Dataset items:
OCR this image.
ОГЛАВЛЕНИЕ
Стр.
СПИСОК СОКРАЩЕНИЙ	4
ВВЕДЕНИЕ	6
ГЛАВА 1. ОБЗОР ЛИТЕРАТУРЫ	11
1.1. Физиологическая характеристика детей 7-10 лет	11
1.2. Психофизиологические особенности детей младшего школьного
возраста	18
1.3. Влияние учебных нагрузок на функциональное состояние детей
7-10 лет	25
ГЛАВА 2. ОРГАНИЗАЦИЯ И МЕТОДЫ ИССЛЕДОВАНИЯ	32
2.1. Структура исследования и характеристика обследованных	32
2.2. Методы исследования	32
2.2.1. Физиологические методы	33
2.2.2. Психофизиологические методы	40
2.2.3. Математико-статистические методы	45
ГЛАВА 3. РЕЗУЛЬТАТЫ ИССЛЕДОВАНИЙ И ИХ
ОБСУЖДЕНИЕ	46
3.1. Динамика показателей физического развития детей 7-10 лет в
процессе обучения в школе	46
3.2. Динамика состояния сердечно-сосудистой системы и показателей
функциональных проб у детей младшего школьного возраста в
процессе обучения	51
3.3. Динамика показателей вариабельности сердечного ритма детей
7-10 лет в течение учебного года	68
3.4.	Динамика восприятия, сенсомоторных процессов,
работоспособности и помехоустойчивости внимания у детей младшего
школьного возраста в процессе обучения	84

• [Exercise goal]:
Repeat all the entries word for word.

• [Complete response]:
OCR this image.
ОГЛАВЛЕНИЕ
Стр.
СПИСОК СОКРАЩЕНИЙ	4
ВВЕДЕНИЕ	6
ГЛАВА 1. ОБЗОР ЛИТЕРАТУРЫ	11
1.1. Физиологическая характеристика детей 7-10 лет	11
1.2. Психофизиологические особенности детей младшего школьного
возраста	18
1.3. Влияние учебных нагрузок на функциональное состояние детей
7-10 лет	25
ГЛАВА 2. ОРГАНИЗАЦИЯ И МЕТОДЫ ИССЛЕДОВАНИЯ	32
2.1. Структура исследования и характеристика обследованных	32
2.2. Методы исследования	32
2.2.1. Физиологические методы	33
2.2.2. Психофизиологические методы	40
2.2.3. Математико-статистические методы	45
ГЛАВА 3. РЕЗУЛЬТАТЫ ИССЛЕДОВАНИЙ И ИХ
ОБСУЖДЕНИЕ	46
3.1. Динамика показателей физического развития детей 7-10 лет в
процессе обучения в школе	46
3.2. Динамика состояния сердечно-сосудистой системы и показателей
функциональных проб у детей младшего школьного возраста в
процессе обучения	51
3.3. Динамика показателей вариабельности сердечного ритма детей
7-10 лет в течение учебного года	68
3.4.	Динамика восприятия, сенсомоторных процессов,
работоспособности и помехоустойчивости внимания у детей младшего
школьного возраста в процессе обучения	84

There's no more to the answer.